Of all the lines in the records below, how many hold the word "name"? Give the number alone.

### Extracted material
- - - -

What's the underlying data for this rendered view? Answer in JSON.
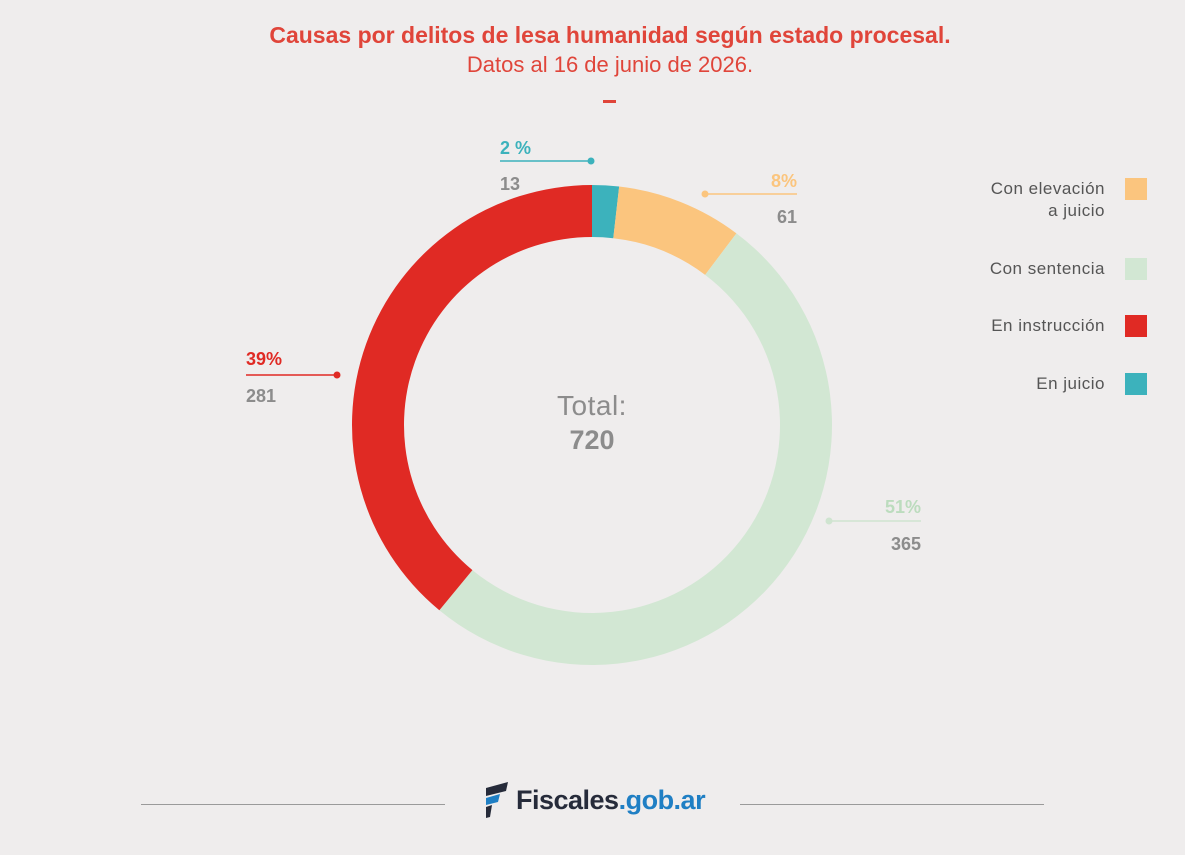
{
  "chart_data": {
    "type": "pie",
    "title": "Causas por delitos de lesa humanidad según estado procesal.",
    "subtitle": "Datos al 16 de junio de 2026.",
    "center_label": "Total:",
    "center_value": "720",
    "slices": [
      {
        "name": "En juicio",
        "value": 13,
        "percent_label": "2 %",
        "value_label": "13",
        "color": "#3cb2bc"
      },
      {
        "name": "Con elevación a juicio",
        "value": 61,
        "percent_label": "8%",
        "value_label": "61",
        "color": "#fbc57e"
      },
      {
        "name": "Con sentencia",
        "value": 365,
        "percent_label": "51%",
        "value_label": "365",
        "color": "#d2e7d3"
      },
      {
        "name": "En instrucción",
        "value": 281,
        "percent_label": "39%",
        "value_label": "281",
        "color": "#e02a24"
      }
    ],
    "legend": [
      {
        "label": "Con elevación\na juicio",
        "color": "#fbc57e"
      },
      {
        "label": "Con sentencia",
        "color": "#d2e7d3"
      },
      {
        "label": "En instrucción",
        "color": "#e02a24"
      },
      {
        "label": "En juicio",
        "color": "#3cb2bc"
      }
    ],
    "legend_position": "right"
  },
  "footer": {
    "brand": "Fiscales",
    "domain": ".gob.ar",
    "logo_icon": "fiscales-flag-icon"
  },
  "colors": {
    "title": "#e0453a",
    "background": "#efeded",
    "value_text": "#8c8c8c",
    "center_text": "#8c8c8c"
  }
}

- - - -

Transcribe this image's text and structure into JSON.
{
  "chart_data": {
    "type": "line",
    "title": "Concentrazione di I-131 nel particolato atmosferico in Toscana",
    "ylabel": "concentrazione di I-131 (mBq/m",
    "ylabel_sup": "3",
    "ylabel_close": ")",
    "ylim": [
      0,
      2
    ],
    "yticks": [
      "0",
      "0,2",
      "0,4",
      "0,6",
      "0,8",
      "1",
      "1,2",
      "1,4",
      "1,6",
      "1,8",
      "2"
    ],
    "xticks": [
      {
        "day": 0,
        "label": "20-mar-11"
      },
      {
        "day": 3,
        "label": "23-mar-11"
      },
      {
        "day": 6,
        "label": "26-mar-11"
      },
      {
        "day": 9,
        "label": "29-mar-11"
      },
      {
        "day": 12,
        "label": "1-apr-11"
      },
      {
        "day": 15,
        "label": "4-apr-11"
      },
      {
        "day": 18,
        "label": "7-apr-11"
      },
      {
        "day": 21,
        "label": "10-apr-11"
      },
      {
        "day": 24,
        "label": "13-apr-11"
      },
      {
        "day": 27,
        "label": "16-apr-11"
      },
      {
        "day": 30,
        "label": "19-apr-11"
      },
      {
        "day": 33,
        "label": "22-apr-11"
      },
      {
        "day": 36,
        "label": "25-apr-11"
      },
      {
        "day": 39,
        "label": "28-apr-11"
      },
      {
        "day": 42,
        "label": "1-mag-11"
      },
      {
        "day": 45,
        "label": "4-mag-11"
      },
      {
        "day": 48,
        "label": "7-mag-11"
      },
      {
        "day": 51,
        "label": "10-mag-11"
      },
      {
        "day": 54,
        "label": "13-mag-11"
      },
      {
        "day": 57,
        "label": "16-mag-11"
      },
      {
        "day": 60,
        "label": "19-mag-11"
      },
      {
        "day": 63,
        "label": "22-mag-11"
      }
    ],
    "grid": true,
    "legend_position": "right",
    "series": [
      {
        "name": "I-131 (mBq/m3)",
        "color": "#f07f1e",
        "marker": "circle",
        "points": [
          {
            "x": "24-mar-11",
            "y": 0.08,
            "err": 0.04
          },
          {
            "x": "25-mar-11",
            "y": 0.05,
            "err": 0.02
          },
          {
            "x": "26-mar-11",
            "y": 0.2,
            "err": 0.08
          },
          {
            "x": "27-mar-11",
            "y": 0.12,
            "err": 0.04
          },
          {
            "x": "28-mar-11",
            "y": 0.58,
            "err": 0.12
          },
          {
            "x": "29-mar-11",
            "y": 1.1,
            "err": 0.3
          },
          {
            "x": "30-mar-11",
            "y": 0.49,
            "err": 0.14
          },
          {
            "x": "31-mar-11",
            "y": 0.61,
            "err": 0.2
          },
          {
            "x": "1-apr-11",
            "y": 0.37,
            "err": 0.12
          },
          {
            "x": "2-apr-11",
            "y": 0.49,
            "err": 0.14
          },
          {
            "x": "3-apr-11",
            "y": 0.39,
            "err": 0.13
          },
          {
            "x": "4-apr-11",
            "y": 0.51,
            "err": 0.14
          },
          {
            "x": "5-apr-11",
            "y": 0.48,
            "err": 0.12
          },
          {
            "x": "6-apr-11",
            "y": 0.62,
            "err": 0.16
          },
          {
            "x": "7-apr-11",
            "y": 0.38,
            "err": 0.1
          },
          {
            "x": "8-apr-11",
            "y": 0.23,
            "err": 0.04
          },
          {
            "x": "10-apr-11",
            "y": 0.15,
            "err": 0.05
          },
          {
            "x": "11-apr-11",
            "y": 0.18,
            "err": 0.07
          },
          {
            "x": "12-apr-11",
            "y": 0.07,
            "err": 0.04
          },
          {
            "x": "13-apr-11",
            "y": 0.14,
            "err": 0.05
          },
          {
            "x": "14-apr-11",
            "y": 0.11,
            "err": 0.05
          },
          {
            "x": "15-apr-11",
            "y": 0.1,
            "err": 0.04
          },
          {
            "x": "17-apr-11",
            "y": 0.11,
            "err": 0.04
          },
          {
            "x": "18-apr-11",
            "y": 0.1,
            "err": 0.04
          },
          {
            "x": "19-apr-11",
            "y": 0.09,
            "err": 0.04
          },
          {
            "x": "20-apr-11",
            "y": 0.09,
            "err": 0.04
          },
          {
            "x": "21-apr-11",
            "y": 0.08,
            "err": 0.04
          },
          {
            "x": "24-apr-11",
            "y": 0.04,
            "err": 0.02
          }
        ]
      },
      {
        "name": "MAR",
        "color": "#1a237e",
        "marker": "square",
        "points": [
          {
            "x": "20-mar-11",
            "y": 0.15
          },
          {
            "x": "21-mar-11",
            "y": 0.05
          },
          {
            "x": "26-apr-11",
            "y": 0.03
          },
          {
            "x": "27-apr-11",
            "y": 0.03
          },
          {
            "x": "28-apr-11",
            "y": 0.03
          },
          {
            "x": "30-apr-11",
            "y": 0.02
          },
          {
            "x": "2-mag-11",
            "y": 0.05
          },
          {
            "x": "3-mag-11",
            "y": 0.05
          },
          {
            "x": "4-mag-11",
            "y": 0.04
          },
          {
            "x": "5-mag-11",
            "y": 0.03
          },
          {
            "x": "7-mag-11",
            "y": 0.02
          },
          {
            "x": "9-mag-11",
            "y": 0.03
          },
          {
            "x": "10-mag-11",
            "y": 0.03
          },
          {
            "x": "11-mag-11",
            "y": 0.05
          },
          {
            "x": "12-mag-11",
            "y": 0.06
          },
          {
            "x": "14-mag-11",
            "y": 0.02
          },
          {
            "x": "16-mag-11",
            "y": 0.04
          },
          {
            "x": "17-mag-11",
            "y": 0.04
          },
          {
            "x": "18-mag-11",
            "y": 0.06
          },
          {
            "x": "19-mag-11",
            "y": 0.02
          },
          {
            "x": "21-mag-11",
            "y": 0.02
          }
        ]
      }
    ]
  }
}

- - - -

### Solved exercise
6